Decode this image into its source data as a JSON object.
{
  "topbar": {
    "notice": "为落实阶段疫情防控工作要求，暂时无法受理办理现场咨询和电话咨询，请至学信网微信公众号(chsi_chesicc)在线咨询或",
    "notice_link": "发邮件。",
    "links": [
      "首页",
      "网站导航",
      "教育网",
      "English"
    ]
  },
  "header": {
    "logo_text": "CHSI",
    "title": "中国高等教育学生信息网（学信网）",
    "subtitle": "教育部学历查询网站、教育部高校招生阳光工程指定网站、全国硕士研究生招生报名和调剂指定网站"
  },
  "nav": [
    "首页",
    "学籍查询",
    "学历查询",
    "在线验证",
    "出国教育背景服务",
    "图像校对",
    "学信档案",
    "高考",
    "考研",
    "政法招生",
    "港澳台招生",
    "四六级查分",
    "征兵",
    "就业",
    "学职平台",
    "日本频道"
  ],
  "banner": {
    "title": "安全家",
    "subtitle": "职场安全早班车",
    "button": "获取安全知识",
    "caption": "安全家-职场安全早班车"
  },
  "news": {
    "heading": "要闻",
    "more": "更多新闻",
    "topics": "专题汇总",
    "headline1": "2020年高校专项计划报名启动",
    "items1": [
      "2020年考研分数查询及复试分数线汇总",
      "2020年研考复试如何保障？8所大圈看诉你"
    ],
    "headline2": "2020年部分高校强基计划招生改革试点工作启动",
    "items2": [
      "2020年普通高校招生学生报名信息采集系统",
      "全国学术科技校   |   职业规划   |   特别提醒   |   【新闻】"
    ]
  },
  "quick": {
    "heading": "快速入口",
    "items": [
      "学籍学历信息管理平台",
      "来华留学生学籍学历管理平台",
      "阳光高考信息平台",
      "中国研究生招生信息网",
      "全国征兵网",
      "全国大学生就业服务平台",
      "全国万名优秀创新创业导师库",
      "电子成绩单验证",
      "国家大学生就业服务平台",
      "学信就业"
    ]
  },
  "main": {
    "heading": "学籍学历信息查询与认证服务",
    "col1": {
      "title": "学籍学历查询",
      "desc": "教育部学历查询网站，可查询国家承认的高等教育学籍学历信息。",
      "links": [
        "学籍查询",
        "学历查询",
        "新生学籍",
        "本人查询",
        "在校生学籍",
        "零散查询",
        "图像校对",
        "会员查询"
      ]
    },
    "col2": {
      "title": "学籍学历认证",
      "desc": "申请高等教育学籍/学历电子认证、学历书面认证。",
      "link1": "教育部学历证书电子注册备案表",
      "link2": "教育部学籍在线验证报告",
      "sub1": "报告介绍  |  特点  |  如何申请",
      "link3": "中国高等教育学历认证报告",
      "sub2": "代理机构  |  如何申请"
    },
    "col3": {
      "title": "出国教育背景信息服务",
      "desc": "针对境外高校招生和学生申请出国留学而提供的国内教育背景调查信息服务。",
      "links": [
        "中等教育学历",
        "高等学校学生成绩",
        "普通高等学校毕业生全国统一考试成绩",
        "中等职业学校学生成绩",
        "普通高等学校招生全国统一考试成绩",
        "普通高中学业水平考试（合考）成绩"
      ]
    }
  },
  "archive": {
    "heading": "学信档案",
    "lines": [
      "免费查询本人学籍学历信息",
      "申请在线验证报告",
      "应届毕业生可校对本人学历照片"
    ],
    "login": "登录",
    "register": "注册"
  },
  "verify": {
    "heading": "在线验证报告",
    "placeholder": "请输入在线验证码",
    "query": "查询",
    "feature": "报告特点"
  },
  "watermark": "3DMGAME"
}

◇ ◇ ◇ ◇ ◇

* Stated exercise *
Word for word, restate all of the data shown above.

* Solution to the problem *
Decode this image into its source data as a JSON object.
{
  "topbar": {
    "notice": "为落实阶段疫情防控工作要求，暂时无法受理办理现场咨询和电话咨询，请至学信网微信公众号(chsi_chesicc)在线咨询或",
    "notice_link": "发邮件。",
    "links": [
      "首页",
      "网站导航",
      "教育网",
      "English"
    ]
  },
  "header": {
    "logo_text": "CHSI",
    "title": "中国高等教育学生信息网（学信网）",
    "subtitle": "教育部学历查询网站、教育部高校招生阳光工程指定网站、全国硕士研究生招生报名和调剂指定网站"
  },
  "nav": [
    "首页",
    "学籍查询",
    "学历查询",
    "在线验证",
    "出国教育背景服务",
    "图像校对",
    "学信档案",
    "高考",
    "考研",
    "政法招生",
    "港澳台招生",
    "四六级查分",
    "征兵",
    "就业",
    "学职平台",
    "日本频道"
  ],
  "banner": {
    "title": "安全家",
    "subtitle": "职场安全早班车",
    "button": "获取安全知识",
    "caption": "安全家-职场安全早班车"
  },
  "news": {
    "heading": "要闻",
    "more": "更多新闻",
    "topics": "专题汇总",
    "headline1": "2020年高校专项计划报名启动",
    "items1": [
      "2020年考研分数查询及复试分数线汇总",
      "2020年研考复试如何保障？8所大圈看诉你"
    ],
    "headline2": "2020年部分高校强基计划招生改革试点工作启动",
    "items2": [
      "2020年普通高校招生学生报名信息采集系统",
      "全国学术科技校   |   职业规划   |   特别提醒   |   【新闻】"
    ]
  },
  "quick": {
    "heading": "快速入口",
    "items": [
      "学籍学历信息管理平台",
      "来华留学生学籍学历管理平台",
      "阳光高考信息平台",
      "中国研究生招生信息网",
      "全国征兵网",
      "全国大学生就业服务平台",
      "全国万名优秀创新创业导师库",
      "电子成绩单验证",
      "国家大学生就业服务平台",
      "学信就业"
    ]
  },
  "main": {
    "heading": "学籍学历信息查询与认证服务",
    "col1": {
      "title": "学籍学历查询",
      "desc": "教育部学历查询网站，可查询国家承认的高等教育学籍学历信息。",
      "links": [
        "学籍查询",
        "学历查询",
        "新生学籍",
        "本人查询",
        "在校生学籍",
        "零散查询",
        "图像校对",
        "会员查询"
      ]
    },
    "col2": {
      "title": "学籍学历认证",
      "desc": "申请高等教育学籍/学历电子认证、学历书面认证。",
      "link1": "教育部学历证书电子注册备案表",
      "link2": "教育部学籍在线验证报告",
      "sub1": "报告介绍  |  特点  |  如何申请",
      "link3": "中国高等教育学历认证报告",
      "sub2": "代理机构  |  如何申请"
    },
    "col3": {
      "title": "出国教育背景信息服务",
      "desc": "针对境外高校招生和学生申请出国留学而提供的国内教育背景调查信息服务。",
      "links": [
        "中等教育学历",
        "高等学校学生成绩",
        "普通高等学校毕业生全国统一考试成绩",
        "中等职业学校学生成绩",
        "普通高等学校招生全国统一考试成绩",
        "普通高中学业水平考试（合考）成绩"
      ]
    }
  },
  "archive": {
    "heading": "学信档案",
    "lines": [
      "免费查询本人学籍学历信息",
      "申请在线验证报告",
      "应届毕业生可校对本人学历照片"
    ],
    "login": "登录",
    "register": "注册"
  },
  "verify": {
    "heading": "在线验证报告",
    "placeholder": "请输入在线验证码",
    "query": "查询",
    "feature": "报告特点"
  },
  "watermark": "3DMGAME"
}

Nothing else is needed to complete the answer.